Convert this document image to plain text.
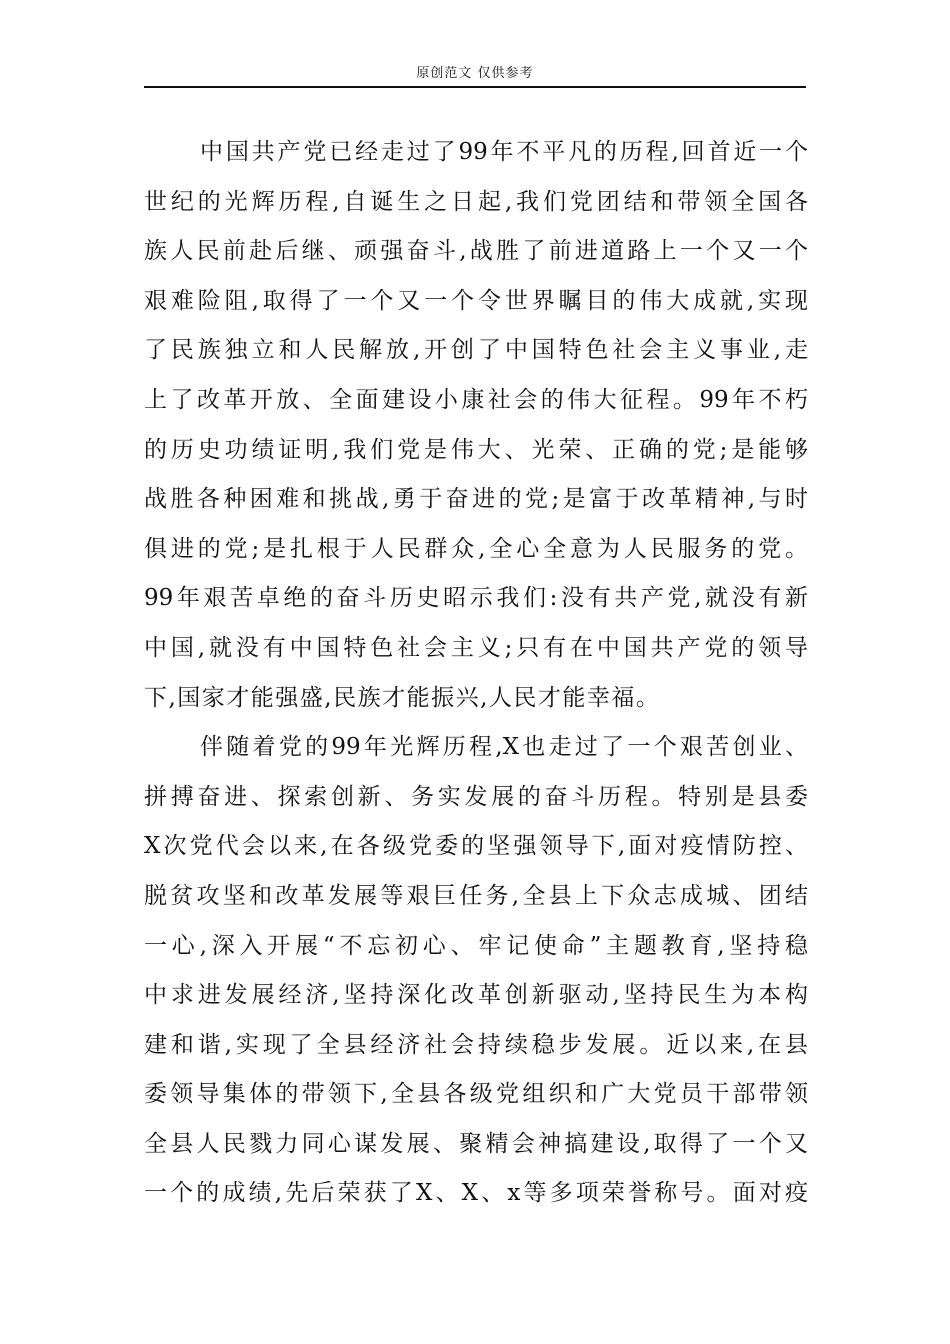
原创范文 仅供参考
中国共产党已经走过了99年不平凡的历程,回首近一个
世纪的光辉历程,自诞生之日起,我们党团结和带领全国各
族人民前赴后继、顽强奋斗,战胜了前进道路上一个又一个
艰难险阻,取得了一个又一个令世界瞩目的伟大成就,实现
了民族独立和人民解放,开创了中国特色社会主义事业,走
上了改革开放、全面建设小康社会的伟大征程。99年不朽
的历史功绩证明,我们党是伟大、光荣、正确的党;是能够
战胜各种困难和挑战,勇于奋进的党;是富于改革精神,与时
俱进的党;是扎根于人民群众,全心全意为人民服务的党。
99年艰苦卓绝的奋斗历史昭示我们:没有共产党,就没有新
中国,就没有中国特色社会主义;只有在中国共产党的领导
下,国家才能强盛,民族才能振兴,人民才能幸福。
伴随着党的99年光辉历程,X也走过了一个艰苦创业、
拼搏奋进、探索创新、务实发展的奋斗历程。特别是县委
X次党代会以来,在各级党委的坚强领导下,面对疫情防控、
脱贫攻坚和改革发展等艰巨任务,全县上下众志成城、团结
一心,深入开展“不忘初心、牢记使命”主题教育,坚持稳
中求进发展经济,坚持深化改革创新驱动,坚持民生为本构
建和谐,实现了全县经济社会持续稳步发展。近以来,在县
委领导集体的带领下,全县各级党组织和广大党员干部带领
全县人民戮力同心谋发展、聚精会神搞建设,取得了一个又
一个的成绩,先后荣获了X、X、x等多项荣誉称号。面对疫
========================================
» WHAT THE TASK REQUIRES:
From the entries above, output every line exactly and omit any image.

» SOLUTION TO THIS EXERCISE:
Convert this document image to plain text.
原创范文 仅供参考
中国共产党已经走过了99年不平凡的历程,回首近一个
世纪的光辉历程,自诞生之日起,我们党团结和带领全国各
族人民前赴后继、顽强奋斗,战胜了前进道路上一个又一个
艰难险阻,取得了一个又一个令世界瞩目的伟大成就,实现
了民族独立和人民解放,开创了中国特色社会主义事业,走
上了改革开放、全面建设小康社会的伟大征程。99年不朽
的历史功绩证明,我们党是伟大、光荣、正确的党;是能够
战胜各种困难和挑战,勇于奋进的党;是富于改革精神,与时
俱进的党;是扎根于人民群众,全心全意为人民服务的党。
99年艰苦卓绝的奋斗历史昭示我们:没有共产党,就没有新
中国,就没有中国特色社会主义;只有在中国共产党的领导
下,国家才能强盛,民族才能振兴,人民才能幸福。
伴随着党的99年光辉历程,X也走过了一个艰苦创业、
拼搏奋进、探索创新、务实发展的奋斗历程。特别是县委
X次党代会以来,在各级党委的坚强领导下,面对疫情防控、
脱贫攻坚和改革发展等艰巨任务,全县上下众志成城、团结
一心,深入开展“不忘初心、牢记使命”主题教育,坚持稳
中求进发展经济,坚持深化改革创新驱动,坚持民生为本构
建和谐,实现了全县经济社会持续稳步发展。近以来,在县
委领导集体的带领下,全县各级党组织和广大党员干部带领
全县人民戮力同心谋发展、聚精会神搞建设,取得了一个又
一个的成绩,先后荣获了X、X、x等多项荣誉称号。面对疫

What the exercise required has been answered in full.